**What the task asks:**
Could you write out every record below exactly, leaving out any pictures?
─── Records supplied ───
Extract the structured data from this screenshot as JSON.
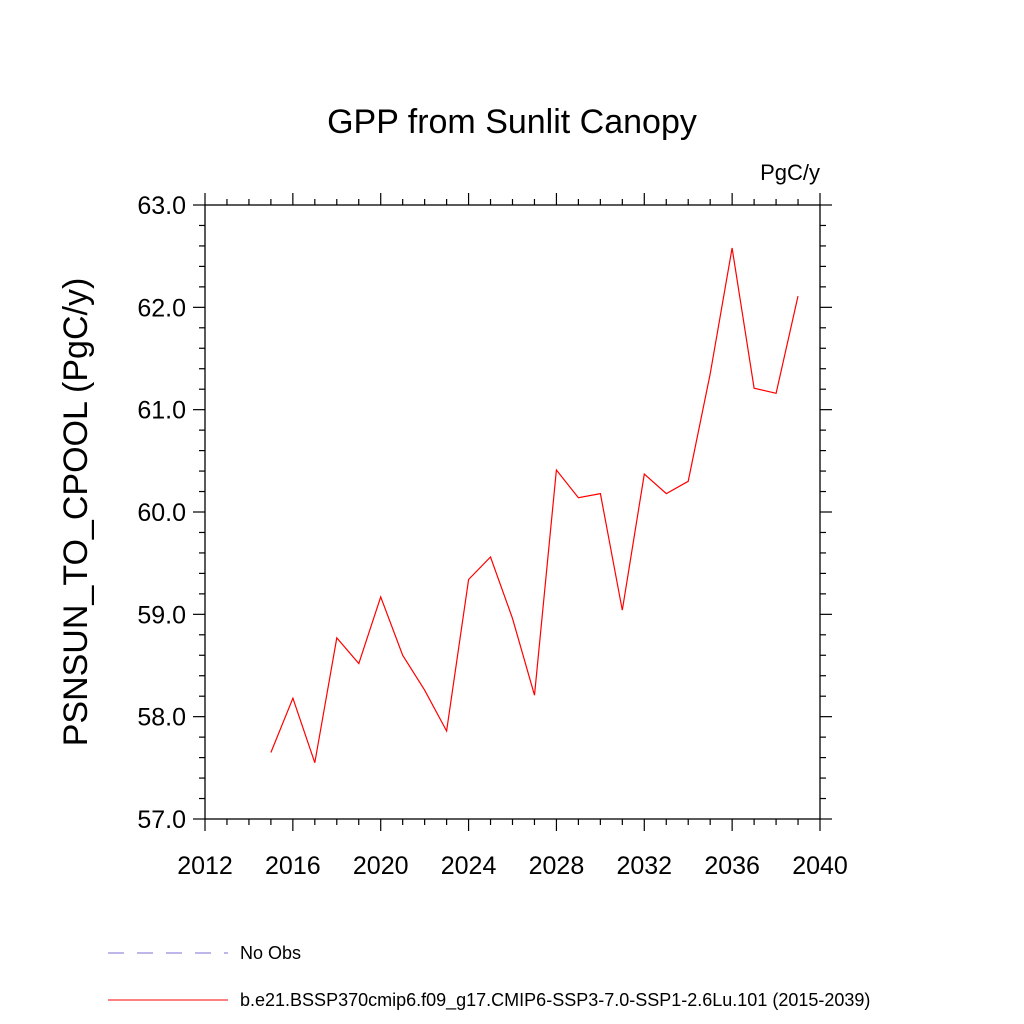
{
  "chart_data": {
    "type": "line",
    "title": "GPP from Sunlit Canopy",
    "units_label": "PgC/y",
    "ylabel": "PSNSUN_TO_CPOOL  (PgC/y)",
    "xlabel": "",
    "xlim": [
      2012,
      2040
    ],
    "ylim": [
      57.0,
      63.0
    ],
    "x_ticks": [
      2012,
      2016,
      2020,
      2024,
      2028,
      2032,
      2036,
      2040
    ],
    "y_ticks": [
      "57.0",
      "58.0",
      "59.0",
      "60.0",
      "61.0",
      "62.0",
      "63.0"
    ],
    "grid": false,
    "legend_placement": "bottom-left",
    "series": [
      {
        "name": "No Obs",
        "color": "#7b6fd6",
        "style": "dashed",
        "x": [],
        "values": []
      },
      {
        "name": "b.e21.BSSP370cmip6.f09_g17.CMIP6-SSP3-7.0-SSP1-2.6Lu.101 (2015-2039)",
        "color": "#ff0000",
        "style": "solid",
        "x": [
          2015,
          2016,
          2017,
          2018,
          2019,
          2020,
          2021,
          2022,
          2023,
          2024,
          2025,
          2026,
          2027,
          2028,
          2029,
          2030,
          2031,
          2032,
          2033,
          2034,
          2035,
          2036,
          2037,
          2038,
          2039
        ],
        "values": [
          57.65,
          58.18,
          57.55,
          58.77,
          58.52,
          59.17,
          58.6,
          58.26,
          57.86,
          59.34,
          59.56,
          58.96,
          58.21,
          60.41,
          60.14,
          60.18,
          59.04,
          60.37,
          60.18,
          60.3,
          61.35,
          62.58,
          61.21,
          61.16,
          62.11
        ]
      }
    ]
  }
}
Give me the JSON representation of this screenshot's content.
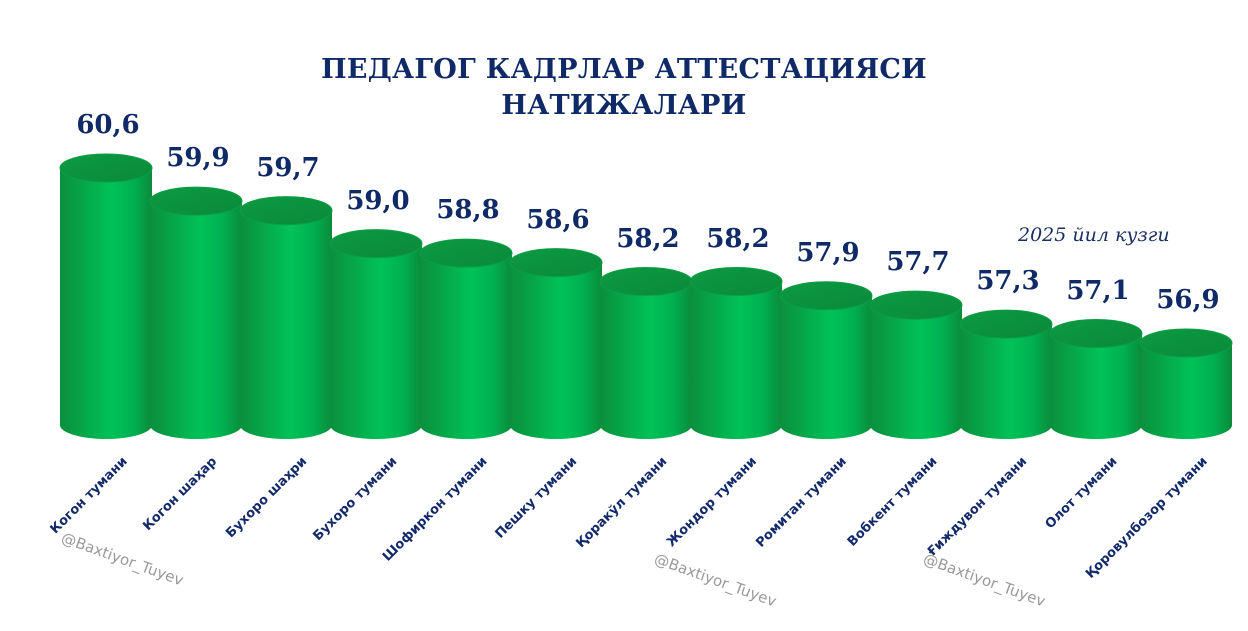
{
  "title_line1": "ПЕДАГОГ КАДРЛАР АТТЕСТАЦИЯСИ",
  "title_line2": "НАТИЖАЛАРИ",
  "subtitle": "2025 йил кузги",
  "watermark": "@Baxtiyor_Tuyev",
  "colors": {
    "bar": "#00b050",
    "bar_dark": "#0a8a3a",
    "text": "#0f2a66"
  },
  "chart_data": {
    "type": "bar",
    "title": "ПЕДАГОГ КАДРЛАР АТТЕСТАЦИЯСИ НАТИЖАЛАРИ",
    "subtitle": "2025 йил кузги",
    "xlabel": "",
    "ylabel": "",
    "grid": false,
    "legend": "none",
    "style": "3d-cylinder",
    "categories": [
      "Когон тумани",
      "Когон шаҳар",
      "Бухоро шаҳри",
      "Бухоро тумани",
      "Шофиркон тумани",
      "Пешку тумани",
      "Қоракўл тумани",
      "Жондор тумани",
      "Ромитан тумани",
      "Вобкент тумани",
      "Ғиждувон тумани",
      "Олот тумани",
      "Қоровулбозор тумани"
    ],
    "values": [
      60.6,
      59.9,
      59.7,
      59.0,
      58.8,
      58.6,
      58.2,
      58.2,
      57.9,
      57.7,
      57.3,
      57.1,
      56.9
    ],
    "value_labels": [
      "60,6",
      "59,9",
      "59,7",
      "59,0",
      "58,8",
      "58,6",
      "58,2",
      "58,2",
      "57,9",
      "57,7",
      "57,3",
      "57,1",
      "56,9"
    ]
  }
}
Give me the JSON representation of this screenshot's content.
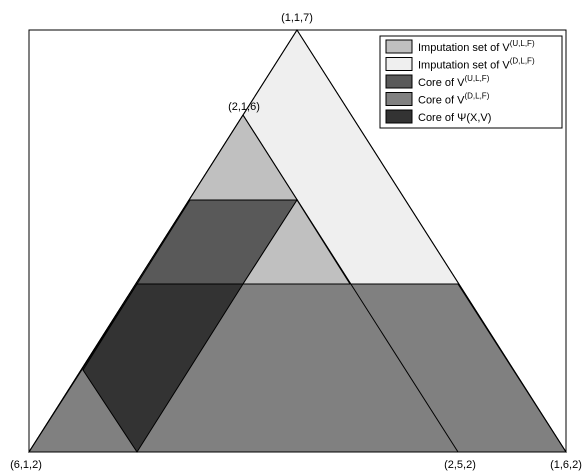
{
  "colors": {
    "background": "#ffffff",
    "frame": "#000000",
    "imputation_ulf": "#c0c0c0",
    "imputation_dlf": "#efefef",
    "core_ulf": "#595959",
    "core_dlf": "#808080",
    "core_psi": "#333333"
  },
  "vertices": {
    "top": "(1,1,7)",
    "left_bottom": "(6,1,2)",
    "right_bottom": "(1,6,2)",
    "inner_top": "(2,1,6)",
    "inner_bottom": "(2,5,2)"
  },
  "legend": {
    "items": [
      {
        "key": "imputation_ulf",
        "text": "Imputation set of V",
        "sup": "(U,L,F)"
      },
      {
        "key": "imputation_dlf",
        "text": "Imputation set of V",
        "sup": "(D,L,F)"
      },
      {
        "key": "core_ulf",
        "text": "Core of V",
        "sup": "(U,L,F)"
      },
      {
        "key": "core_dlf",
        "text": "Core of V",
        "sup": "(D,L,F)"
      },
      {
        "key": "core_psi",
        "text": "Core of Ψ(X,V)",
        "sup": ""
      }
    ]
  }
}
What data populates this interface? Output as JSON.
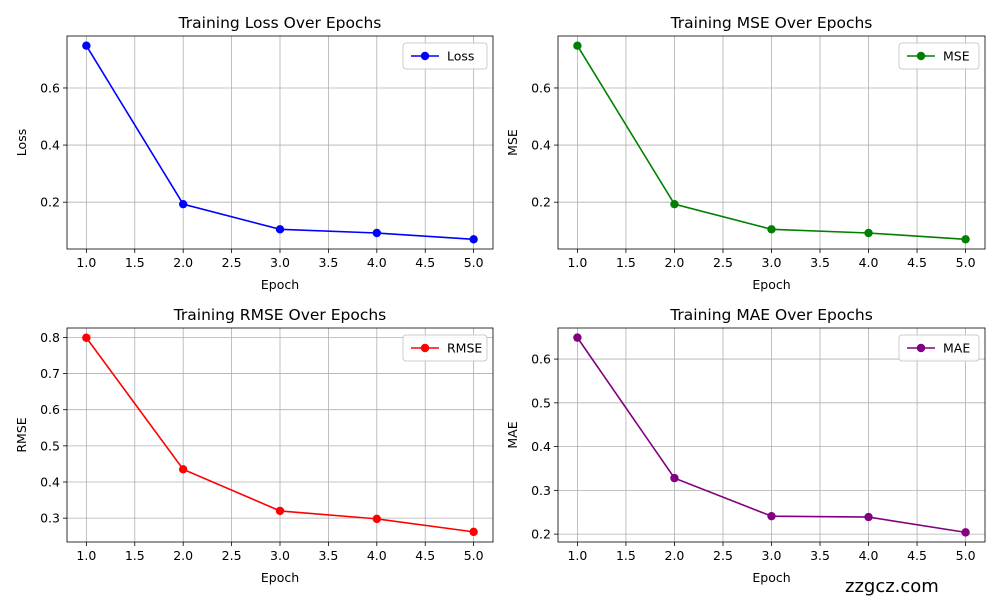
{
  "watermark": "zzgcz.com",
  "chart_data": [
    {
      "type": "line",
      "title": "Training Loss Over Epochs",
      "xlabel": "Epoch",
      "ylabel": "Loss",
      "x": [
        1,
        2,
        3,
        4,
        5
      ],
      "series": [
        {
          "name": "Loss",
          "color": "#0000ff",
          "values": [
            0.748,
            0.193,
            0.105,
            0.092,
            0.07
          ]
        }
      ],
      "xlim": [
        0.8,
        5.2
      ],
      "ylim": [
        0.036,
        0.782
      ],
      "xticks": [
        "1.0",
        "1.5",
        "2.0",
        "2.5",
        "3.0",
        "3.5",
        "4.0",
        "4.5",
        "5.0"
      ],
      "yticks": [
        "0.2",
        "0.4",
        "0.6"
      ],
      "grid": true,
      "legend": "top-right"
    },
    {
      "type": "line",
      "title": "Training MSE Over Epochs",
      "xlabel": "Epoch",
      "ylabel": "MSE",
      "x": [
        1,
        2,
        3,
        4,
        5
      ],
      "series": [
        {
          "name": "MSE",
          "color": "#008000",
          "values": [
            0.748,
            0.193,
            0.105,
            0.092,
            0.07
          ]
        }
      ],
      "xlim": [
        0.8,
        5.2
      ],
      "ylim": [
        0.036,
        0.782
      ],
      "xticks": [
        "1.0",
        "1.5",
        "2.0",
        "2.5",
        "3.0",
        "3.5",
        "4.0",
        "4.5",
        "5.0"
      ],
      "yticks": [
        "0.2",
        "0.4",
        "0.6"
      ],
      "grid": true,
      "legend": "top-right"
    },
    {
      "type": "line",
      "title": "Training RMSE Over Epochs",
      "xlabel": "Epoch",
      "ylabel": "RMSE",
      "x": [
        1,
        2,
        3,
        4,
        5
      ],
      "series": [
        {
          "name": "RMSE",
          "color": "#ff0000",
          "values": [
            0.799,
            0.435,
            0.32,
            0.298,
            0.262
          ]
        }
      ],
      "xlim": [
        0.8,
        5.2
      ],
      "ylim": [
        0.234,
        0.826
      ],
      "xticks": [
        "1.0",
        "1.5",
        "2.0",
        "2.5",
        "3.0",
        "3.5",
        "4.0",
        "4.5",
        "5.0"
      ],
      "yticks": [
        "0.3",
        "0.4",
        "0.5",
        "0.6",
        "0.7",
        "0.8"
      ],
      "grid": true,
      "legend": "top-right"
    },
    {
      "type": "line",
      "title": "Training MAE Over Epochs",
      "xlabel": "Epoch",
      "ylabel": "MAE",
      "x": [
        1,
        2,
        3,
        4,
        5
      ],
      "series": [
        {
          "name": "MAE",
          "color": "#800080",
          "values": [
            0.649,
            0.328,
            0.241,
            0.239,
            0.204
          ]
        }
      ],
      "xlim": [
        0.8,
        5.2
      ],
      "ylim": [
        0.182,
        0.671
      ],
      "xticks": [
        "1.0",
        "1.5",
        "2.0",
        "2.5",
        "3.0",
        "3.5",
        "4.0",
        "4.5",
        "5.0"
      ],
      "yticks": [
        "0.2",
        "0.3",
        "0.4",
        "0.5",
        "0.6"
      ],
      "grid": true,
      "legend": "top-right"
    }
  ]
}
───
**Reply to the task:**
Extract the structured data from this screenshot as JSON.
{
  "chart_data": {
    "type": "line",
    "title": "GPP from Sunlit Canopy",
    "units_label": "PgC/y",
    "ylabel": "PSNSUN_TO_CPOOL  (PgC/y)",
    "xlabel": "",
    "xlim": [
      2012,
      2040
    ],
    "ylim": [
      57.0,
      63.0
    ],
    "x_ticks": [
      2012,
      2016,
      2020,
      2024,
      2028,
      2032,
      2036,
      2040
    ],
    "y_ticks": [
      "57.0",
      "58.0",
      "59.0",
      "60.0",
      "61.0",
      "62.0",
      "63.0"
    ],
    "grid": false,
    "legend_placement": "bottom-left",
    "series": [
      {
        "name": "No Obs",
        "color": "#7b6fd6",
        "style": "dashed",
        "x": [],
        "values": []
      },
      {
        "name": "b.e21.BSSP370cmip6.f09_g17.CMIP6-SSP3-7.0-SSP1-2.6Lu.101 (2015-2039)",
        "color": "#ff0000",
        "style": "solid",
        "x": [
          2015,
          2016,
          2017,
          2018,
          2019,
          2020,
          2021,
          2022,
          2023,
          2024,
          2025,
          2026,
          2027,
          2028,
          2029,
          2030,
          2031,
          2032,
          2033,
          2034,
          2035,
          2036,
          2037,
          2038,
          2039
        ],
        "values": [
          57.65,
          58.18,
          57.55,
          58.77,
          58.52,
          59.17,
          58.6,
          58.26,
          57.86,
          59.34,
          59.56,
          58.96,
          58.21,
          60.41,
          60.14,
          60.18,
          59.04,
          60.37,
          60.18,
          60.3,
          61.35,
          62.58,
          61.21,
          61.16,
          62.11
        ]
      }
    ]
  }
}
Give me the JSON representation of this screenshot's content.
{
  "title_line1": "ПЕДАГОГ КАДРЛАР АТТЕСТАЦИЯСИ",
  "title_line2": "НАТИЖАЛАРИ",
  "subtitle": "2025 йил кузги",
  "watermark": "@Baxtiyor_Tuyev",
  "colors": {
    "bar": "#00b050",
    "bar_dark": "#0a8a3a",
    "text": "#0f2a66"
  },
  "chart_data": {
    "type": "bar",
    "title": "ПЕДАГОГ КАДРЛАР АТТЕСТАЦИЯСИ НАТИЖАЛАРИ",
    "subtitle": "2025 йил кузги",
    "xlabel": "",
    "ylabel": "",
    "grid": false,
    "legend": "none",
    "style": "3d-cylinder",
    "categories": [
      "Когон тумани",
      "Когон шаҳар",
      "Бухоро шаҳри",
      "Бухоро тумани",
      "Шофиркон тумани",
      "Пешку тумани",
      "Қоракўл тумани",
      "Жондор тумани",
      "Ромитан тумани",
      "Вобкент тумани",
      "Ғиждувон тумани",
      "Олот тумани",
      "Қоровулбозор тумани"
    ],
    "values": [
      60.6,
      59.9,
      59.7,
      59.0,
      58.8,
      58.6,
      58.2,
      58.2,
      57.9,
      57.7,
      57.3,
      57.1,
      56.9
    ],
    "value_labels": [
      "60,6",
      "59,9",
      "59,7",
      "59,0",
      "58,8",
      "58,6",
      "58,2",
      "58,2",
      "57,9",
      "57,7",
      "57,3",
      "57,1",
      "56,9"
    ]
  }
}
Give me the JSON representation of this screenshot's content.
{
  "colors": {
    "background": "#ffffff",
    "frame": "#000000",
    "imputation_ulf": "#c0c0c0",
    "imputation_dlf": "#efefef",
    "core_ulf": "#595959",
    "core_dlf": "#808080",
    "core_psi": "#333333"
  },
  "vertices": {
    "top": "(1,1,7)",
    "left_bottom": "(6,1,2)",
    "right_bottom": "(1,6,2)",
    "inner_top": "(2,1,6)",
    "inner_bottom": "(2,5,2)"
  },
  "legend": {
    "items": [
      {
        "key": "imputation_ulf",
        "text": "Imputation set of V",
        "sup": "(U,L,F)"
      },
      {
        "key": "imputation_dlf",
        "text": "Imputation set of V",
        "sup": "(D,L,F)"
      },
      {
        "key": "core_ulf",
        "text": "Core of V",
        "sup": "(U,L,F)"
      },
      {
        "key": "core_dlf",
        "text": "Core of V",
        "sup": "(D,L,F)"
      },
      {
        "key": "core_psi",
        "text": "Core of Ψ(X,V)",
        "sup": ""
      }
    ]
  }
}
What data populates this interface? Output as JSON.
{
  "watermark": "zzgcz.com",
  "chart_data": [
    {
      "type": "line",
      "title": "Training Loss Over Epochs",
      "xlabel": "Epoch",
      "ylabel": "Loss",
      "x": [
        1,
        2,
        3,
        4,
        5
      ],
      "series": [
        {
          "name": "Loss",
          "color": "#0000ff",
          "values": [
            0.748,
            0.193,
            0.105,
            0.092,
            0.07
          ]
        }
      ],
      "xlim": [
        0.8,
        5.2
      ],
      "ylim": [
        0.036,
        0.782
      ],
      "xticks": [
        "1.0",
        "1.5",
        "2.0",
        "2.5",
        "3.0",
        "3.5",
        "4.0",
        "4.5",
        "5.0"
      ],
      "yticks": [
        "0.2",
        "0.4",
        "0.6"
      ],
      "grid": true,
      "legend": "top-right"
    },
    {
      "type": "line",
      "title": "Training MSE Over Epochs",
      "xlabel": "Epoch",
      "ylabel": "MSE",
      "x": [
        1,
        2,
        3,
        4,
        5
      ],
      "series": [
        {
          "name": "MSE",
          "color": "#008000",
          "values": [
            0.748,
            0.193,
            0.105,
            0.092,
            0.07
          ]
        }
      ],
      "xlim": [
        0.8,
        5.2
      ],
      "ylim": [
        0.036,
        0.782
      ],
      "xticks": [
        "1.0",
        "1.5",
        "2.0",
        "2.5",
        "3.0",
        "3.5",
        "4.0",
        "4.5",
        "5.0"
      ],
      "yticks": [
        "0.2",
        "0.4",
        "0.6"
      ],
      "grid": true,
      "legend": "top-right"
    },
    {
      "type": "line",
      "title": "Training RMSE Over Epochs",
      "xlabel": "Epoch",
      "ylabel": "RMSE",
      "x": [
        1,
        2,
        3,
        4,
        5
      ],
      "series": [
        {
          "name": "RMSE",
          "color": "#ff0000",
          "values": [
            0.799,
            0.435,
            0.32,
            0.298,
            0.262
          ]
        }
      ],
      "xlim": [
        0.8,
        5.2
      ],
      "ylim": [
        0.234,
        0.826
      ],
      "xticks": [
        "1.0",
        "1.5",
        "2.0",
        "2.5",
        "3.0",
        "3.5",
        "4.0",
        "4.5",
        "5.0"
      ],
      "yticks": [
        "0.3",
        "0.4",
        "0.5",
        "0.6",
        "0.7",
        "0.8"
      ],
      "grid": true,
      "legend": "top-right"
    },
    {
      "type": "line",
      "title": "Training MAE Over Epochs",
      "xlabel": "Epoch",
      "ylabel": "MAE",
      "x": [
        1,
        2,
        3,
        4,
        5
      ],
      "series": [
        {
          "name": "MAE",
          "color": "#800080",
          "values": [
            0.649,
            0.328,
            0.241,
            0.239,
            0.204
          ]
        }
      ],
      "xlim": [
        0.8,
        5.2
      ],
      "ylim": [
        0.182,
        0.671
      ],
      "xticks": [
        "1.0",
        "1.5",
        "2.0",
        "2.5",
        "3.0",
        "3.5",
        "4.0",
        "4.5",
        "5.0"
      ],
      "yticks": [
        "0.2",
        "0.3",
        "0.4",
        "0.5",
        "0.6"
      ],
      "grid": true,
      "legend": "top-right"
    }
  ]
}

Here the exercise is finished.